* begin Input material *

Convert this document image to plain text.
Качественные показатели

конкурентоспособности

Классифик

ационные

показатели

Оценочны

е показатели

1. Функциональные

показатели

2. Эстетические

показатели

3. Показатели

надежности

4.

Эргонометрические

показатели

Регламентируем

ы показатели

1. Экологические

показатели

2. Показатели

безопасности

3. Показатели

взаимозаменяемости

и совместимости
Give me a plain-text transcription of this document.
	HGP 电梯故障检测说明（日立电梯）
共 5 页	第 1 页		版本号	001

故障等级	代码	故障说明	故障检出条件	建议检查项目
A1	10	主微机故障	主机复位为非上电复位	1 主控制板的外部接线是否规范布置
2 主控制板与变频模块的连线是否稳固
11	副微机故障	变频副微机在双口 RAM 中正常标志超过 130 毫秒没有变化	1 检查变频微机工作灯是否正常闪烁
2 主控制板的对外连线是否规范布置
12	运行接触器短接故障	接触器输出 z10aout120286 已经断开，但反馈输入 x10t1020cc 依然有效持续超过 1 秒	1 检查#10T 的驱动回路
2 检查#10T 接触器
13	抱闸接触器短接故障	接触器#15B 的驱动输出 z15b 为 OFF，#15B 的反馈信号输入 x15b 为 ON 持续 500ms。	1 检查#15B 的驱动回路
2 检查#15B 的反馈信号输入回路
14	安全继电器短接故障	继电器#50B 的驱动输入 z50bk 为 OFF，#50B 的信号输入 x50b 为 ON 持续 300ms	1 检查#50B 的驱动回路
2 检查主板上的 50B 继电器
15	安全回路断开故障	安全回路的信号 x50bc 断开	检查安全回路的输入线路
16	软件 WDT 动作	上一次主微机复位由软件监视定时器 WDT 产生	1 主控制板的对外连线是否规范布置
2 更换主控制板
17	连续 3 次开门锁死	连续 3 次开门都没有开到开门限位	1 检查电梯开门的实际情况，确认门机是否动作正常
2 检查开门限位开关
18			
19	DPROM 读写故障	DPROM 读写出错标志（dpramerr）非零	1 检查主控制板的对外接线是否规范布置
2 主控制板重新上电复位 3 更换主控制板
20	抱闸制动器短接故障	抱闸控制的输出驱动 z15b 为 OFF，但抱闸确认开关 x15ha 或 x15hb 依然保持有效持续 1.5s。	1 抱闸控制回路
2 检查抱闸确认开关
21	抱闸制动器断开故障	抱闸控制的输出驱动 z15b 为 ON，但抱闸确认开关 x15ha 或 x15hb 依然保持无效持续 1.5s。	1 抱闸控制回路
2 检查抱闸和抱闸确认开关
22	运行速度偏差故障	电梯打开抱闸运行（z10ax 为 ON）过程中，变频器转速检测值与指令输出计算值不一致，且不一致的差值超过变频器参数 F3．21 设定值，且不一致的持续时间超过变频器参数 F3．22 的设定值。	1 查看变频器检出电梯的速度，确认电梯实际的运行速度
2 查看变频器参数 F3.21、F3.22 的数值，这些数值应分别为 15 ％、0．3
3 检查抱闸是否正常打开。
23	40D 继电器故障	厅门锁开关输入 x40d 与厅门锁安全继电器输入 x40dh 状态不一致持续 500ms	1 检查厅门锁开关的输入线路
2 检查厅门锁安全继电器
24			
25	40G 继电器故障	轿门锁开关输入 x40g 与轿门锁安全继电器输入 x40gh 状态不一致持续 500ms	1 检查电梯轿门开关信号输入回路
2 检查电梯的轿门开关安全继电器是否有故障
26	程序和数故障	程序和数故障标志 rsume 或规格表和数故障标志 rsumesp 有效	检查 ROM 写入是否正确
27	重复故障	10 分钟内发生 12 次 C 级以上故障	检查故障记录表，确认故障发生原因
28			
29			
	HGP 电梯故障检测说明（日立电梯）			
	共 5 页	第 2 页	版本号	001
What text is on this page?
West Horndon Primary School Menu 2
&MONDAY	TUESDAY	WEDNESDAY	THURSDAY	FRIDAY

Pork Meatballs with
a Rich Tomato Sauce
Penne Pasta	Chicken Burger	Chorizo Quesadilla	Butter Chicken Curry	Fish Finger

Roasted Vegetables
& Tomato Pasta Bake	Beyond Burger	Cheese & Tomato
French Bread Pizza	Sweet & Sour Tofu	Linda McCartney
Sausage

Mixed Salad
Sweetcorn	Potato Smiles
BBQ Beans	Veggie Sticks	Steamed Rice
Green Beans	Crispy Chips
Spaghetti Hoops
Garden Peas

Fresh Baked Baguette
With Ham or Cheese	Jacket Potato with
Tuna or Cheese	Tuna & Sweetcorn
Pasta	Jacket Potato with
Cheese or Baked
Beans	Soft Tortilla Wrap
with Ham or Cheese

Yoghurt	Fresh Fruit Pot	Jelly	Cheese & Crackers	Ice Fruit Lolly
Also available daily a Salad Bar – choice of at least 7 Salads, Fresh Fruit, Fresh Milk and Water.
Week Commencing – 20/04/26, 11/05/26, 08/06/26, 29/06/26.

* end Input material *

* What to produce: Your answer should be a single number: the count of lines in the entries that contain the word "Jacket".

* Full response: 2